> EXCERPT TO READ:

--- Start ---

From Faulkner to Mark Twain and many more

From William Faulkner, whose house is now a charming bookstore, to Mark Twain, many an author found fertile literary ground in New Orleans. Tennessee Williams, Charles Bukowski, John Kennedy Toole, F. Scott Fitzgerald, Lillian Hellman, and more have found their inspiration here.

Rebecca Todd
Tulane's Special Collections

Anne Rice. Known for her metaphysical gothic yarns, Rice was born in New Orleans, moved away but lived in the Garden District from 1989 to 2004. She set six of her books, including The Witching Hour, in her mid-19th century home on First Street. She’s best known for her Louisiana-based Vampire Chronicles.

Fatima Shaik is a New Orleans author of books for adults and children. Her work focuses on the Louisiana Creole and African-American experience. She writes in the voices of the local culture which has absorbed music, food, language and spirits from around the world.

James Lee Burke writes smart, hard-boiled detective novels; more than 20 featuring the emotionally broken retired New Orleans cop Dave Robicheaux, now a deputy sheriff in New Iberia, Louisiana.

Samuel Clemens may have been grown up in Missouri, but his pen name, Mark Twain, was a result of time spent on the Mississippi River.  He borrowed it from a steamboat pilot he knew and wrote as Twain for articles published in the New Orleans Times-Picayune and everything else. Twain spent a good bit of time in New Orleans and famously said “New Orleans food is as delicious as the less criminal forms of sin.”

--- End ---

> INFORMATION PROVIDED:
--- Start ---

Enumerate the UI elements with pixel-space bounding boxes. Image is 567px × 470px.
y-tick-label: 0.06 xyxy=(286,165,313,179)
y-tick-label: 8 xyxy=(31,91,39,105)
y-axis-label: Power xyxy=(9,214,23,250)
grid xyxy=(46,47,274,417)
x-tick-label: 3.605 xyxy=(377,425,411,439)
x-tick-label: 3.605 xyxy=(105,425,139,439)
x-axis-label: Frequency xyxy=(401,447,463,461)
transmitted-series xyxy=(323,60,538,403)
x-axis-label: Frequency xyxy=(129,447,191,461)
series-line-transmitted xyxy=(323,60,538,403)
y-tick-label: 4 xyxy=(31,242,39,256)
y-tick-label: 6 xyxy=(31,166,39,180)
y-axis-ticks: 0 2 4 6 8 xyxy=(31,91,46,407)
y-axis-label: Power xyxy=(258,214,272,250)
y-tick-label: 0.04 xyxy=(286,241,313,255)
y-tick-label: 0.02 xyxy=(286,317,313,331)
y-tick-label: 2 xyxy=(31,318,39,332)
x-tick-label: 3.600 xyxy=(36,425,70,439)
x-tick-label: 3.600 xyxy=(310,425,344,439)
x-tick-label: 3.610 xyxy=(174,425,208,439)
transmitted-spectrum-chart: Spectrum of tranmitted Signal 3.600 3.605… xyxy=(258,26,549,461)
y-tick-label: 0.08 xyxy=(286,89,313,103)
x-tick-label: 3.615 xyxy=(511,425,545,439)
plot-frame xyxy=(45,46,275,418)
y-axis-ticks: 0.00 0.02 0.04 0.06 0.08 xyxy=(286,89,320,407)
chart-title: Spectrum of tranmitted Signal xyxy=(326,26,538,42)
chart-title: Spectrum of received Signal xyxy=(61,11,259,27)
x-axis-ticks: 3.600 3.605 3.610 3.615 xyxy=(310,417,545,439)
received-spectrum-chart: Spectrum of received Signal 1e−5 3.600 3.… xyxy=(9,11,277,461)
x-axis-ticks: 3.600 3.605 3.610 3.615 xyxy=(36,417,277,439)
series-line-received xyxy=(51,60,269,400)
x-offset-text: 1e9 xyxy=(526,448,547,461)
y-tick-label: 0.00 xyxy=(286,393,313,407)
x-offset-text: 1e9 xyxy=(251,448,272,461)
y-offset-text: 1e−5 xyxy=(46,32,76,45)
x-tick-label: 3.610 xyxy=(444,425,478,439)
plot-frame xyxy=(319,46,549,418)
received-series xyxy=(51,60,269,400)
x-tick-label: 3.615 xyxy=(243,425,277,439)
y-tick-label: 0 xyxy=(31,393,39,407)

--- End ---

> TASK TO COMPLETE:
Answer these from the passage on New Orleans authors:
(a) During which years did Anne Rice live in the Garden District?
(b) On what experience does Fatima Shaik's work focus?
(c) Where is Dave Robicheaux now a deputy sheriff?
The material bears no relation to the passage on New Orleans authors.

> THE ANSWER:
(a) From 1989 to 2004.
(b) The Louisiana Creole and African-American experience.
(c) In New Iberia, Louisiana.